── EXTRACTED MATERIAL

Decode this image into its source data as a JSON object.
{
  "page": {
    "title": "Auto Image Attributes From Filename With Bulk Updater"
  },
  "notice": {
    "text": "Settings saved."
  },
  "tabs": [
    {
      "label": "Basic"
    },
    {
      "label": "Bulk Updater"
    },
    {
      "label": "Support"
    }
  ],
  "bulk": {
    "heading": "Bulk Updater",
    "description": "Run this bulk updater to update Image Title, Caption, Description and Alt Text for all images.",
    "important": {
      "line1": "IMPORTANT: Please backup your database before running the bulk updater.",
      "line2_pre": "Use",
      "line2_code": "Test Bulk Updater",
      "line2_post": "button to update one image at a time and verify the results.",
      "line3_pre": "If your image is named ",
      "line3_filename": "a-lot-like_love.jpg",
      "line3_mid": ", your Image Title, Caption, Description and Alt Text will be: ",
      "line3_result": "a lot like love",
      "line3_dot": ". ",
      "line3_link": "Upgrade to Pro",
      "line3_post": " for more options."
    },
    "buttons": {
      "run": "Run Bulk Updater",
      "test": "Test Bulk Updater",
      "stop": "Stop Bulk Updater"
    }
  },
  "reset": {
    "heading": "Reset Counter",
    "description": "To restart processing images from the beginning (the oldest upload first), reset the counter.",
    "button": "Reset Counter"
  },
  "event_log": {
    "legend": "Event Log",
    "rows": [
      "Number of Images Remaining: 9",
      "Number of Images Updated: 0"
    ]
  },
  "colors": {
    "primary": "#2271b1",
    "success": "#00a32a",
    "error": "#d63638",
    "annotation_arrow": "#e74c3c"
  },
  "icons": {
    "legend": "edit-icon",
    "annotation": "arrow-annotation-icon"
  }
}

────
── EXTRACTED MATERIAL

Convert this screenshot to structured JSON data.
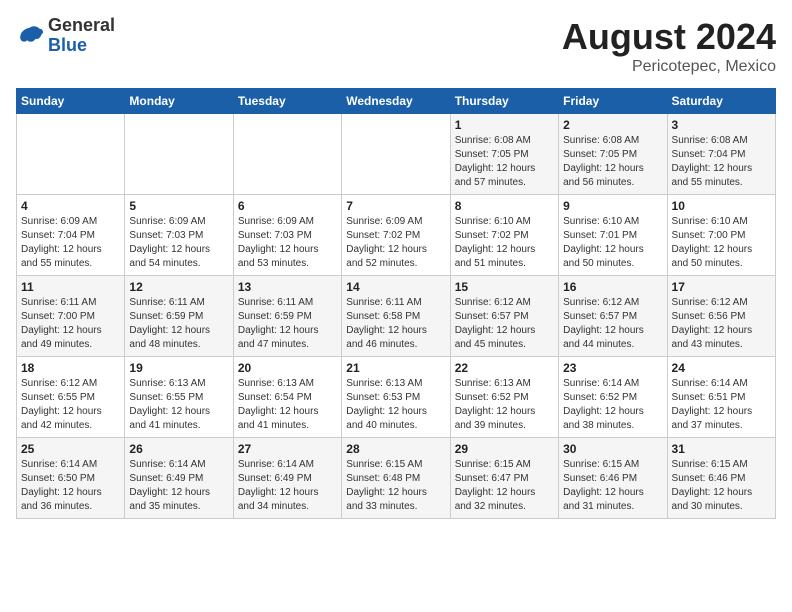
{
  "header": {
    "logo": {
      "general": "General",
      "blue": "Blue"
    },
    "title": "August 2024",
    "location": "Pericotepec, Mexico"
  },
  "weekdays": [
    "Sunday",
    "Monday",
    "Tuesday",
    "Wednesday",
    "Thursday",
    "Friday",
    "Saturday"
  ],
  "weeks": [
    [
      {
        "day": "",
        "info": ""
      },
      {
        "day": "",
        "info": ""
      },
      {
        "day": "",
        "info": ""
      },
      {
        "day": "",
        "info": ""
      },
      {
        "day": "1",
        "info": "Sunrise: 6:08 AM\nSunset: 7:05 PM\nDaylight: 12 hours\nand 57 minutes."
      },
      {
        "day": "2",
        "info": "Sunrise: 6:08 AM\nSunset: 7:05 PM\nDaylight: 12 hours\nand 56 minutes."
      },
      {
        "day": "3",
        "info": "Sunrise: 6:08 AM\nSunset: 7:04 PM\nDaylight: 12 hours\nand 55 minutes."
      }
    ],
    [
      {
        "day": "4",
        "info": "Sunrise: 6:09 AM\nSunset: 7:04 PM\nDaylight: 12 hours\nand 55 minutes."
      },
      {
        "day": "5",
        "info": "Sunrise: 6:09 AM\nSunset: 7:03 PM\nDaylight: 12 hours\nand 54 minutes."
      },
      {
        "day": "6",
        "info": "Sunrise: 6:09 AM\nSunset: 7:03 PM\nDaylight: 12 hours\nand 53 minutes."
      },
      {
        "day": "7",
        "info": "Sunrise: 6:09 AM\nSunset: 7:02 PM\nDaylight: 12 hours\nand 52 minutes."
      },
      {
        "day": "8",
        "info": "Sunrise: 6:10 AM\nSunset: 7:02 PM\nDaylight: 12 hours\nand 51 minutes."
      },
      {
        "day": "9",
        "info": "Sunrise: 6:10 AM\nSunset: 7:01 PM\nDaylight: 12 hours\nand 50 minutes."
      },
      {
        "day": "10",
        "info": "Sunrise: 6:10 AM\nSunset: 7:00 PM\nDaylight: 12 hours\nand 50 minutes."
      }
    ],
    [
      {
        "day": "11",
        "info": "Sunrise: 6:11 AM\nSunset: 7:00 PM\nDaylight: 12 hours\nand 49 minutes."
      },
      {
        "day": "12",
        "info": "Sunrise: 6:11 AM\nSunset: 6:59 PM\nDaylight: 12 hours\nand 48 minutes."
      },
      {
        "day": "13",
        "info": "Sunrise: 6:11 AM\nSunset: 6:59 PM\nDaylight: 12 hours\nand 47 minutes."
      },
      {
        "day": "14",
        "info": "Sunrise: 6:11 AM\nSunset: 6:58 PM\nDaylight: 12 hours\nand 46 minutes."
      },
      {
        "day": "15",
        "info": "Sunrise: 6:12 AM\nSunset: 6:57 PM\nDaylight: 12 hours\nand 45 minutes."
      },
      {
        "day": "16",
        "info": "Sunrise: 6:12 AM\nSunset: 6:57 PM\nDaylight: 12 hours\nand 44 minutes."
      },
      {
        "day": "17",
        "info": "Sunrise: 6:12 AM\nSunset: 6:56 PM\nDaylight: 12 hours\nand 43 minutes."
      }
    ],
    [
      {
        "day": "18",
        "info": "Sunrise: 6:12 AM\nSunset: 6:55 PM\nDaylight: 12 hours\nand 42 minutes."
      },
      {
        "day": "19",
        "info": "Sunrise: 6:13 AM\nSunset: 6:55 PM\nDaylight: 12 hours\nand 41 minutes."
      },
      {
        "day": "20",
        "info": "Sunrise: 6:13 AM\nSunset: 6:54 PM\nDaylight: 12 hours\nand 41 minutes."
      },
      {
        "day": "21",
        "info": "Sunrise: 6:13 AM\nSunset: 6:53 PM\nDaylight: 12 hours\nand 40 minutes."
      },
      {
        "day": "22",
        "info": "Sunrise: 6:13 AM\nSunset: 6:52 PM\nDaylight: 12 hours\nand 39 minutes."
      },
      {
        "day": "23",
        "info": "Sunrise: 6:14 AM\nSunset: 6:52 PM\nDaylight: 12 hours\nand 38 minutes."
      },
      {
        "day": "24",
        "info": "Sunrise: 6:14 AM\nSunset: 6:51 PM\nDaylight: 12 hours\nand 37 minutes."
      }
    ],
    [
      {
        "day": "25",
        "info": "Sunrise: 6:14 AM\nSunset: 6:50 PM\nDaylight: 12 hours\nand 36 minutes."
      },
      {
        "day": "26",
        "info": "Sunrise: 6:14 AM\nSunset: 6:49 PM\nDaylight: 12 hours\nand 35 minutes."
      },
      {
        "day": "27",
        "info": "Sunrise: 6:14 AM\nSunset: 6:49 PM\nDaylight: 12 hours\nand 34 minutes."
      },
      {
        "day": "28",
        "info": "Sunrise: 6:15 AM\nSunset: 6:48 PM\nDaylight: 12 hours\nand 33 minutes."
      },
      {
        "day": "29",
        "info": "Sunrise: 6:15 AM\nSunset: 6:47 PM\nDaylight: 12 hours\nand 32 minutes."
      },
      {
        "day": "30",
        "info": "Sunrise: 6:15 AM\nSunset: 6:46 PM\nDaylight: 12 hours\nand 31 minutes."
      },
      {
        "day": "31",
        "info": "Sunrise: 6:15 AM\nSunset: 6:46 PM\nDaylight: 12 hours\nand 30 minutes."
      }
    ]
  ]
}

────

__THE TASK__
Read the entries above, then pull out the lines that include "Caption".

__SOLUTION TO THIS PROBLEM__
    "description": "Run this bulk updater to update Image Title, Caption, Description and Alt Text for all images.",
      "line3_mid": ", your Image Title, Caption, Description and Alt Text will be: ",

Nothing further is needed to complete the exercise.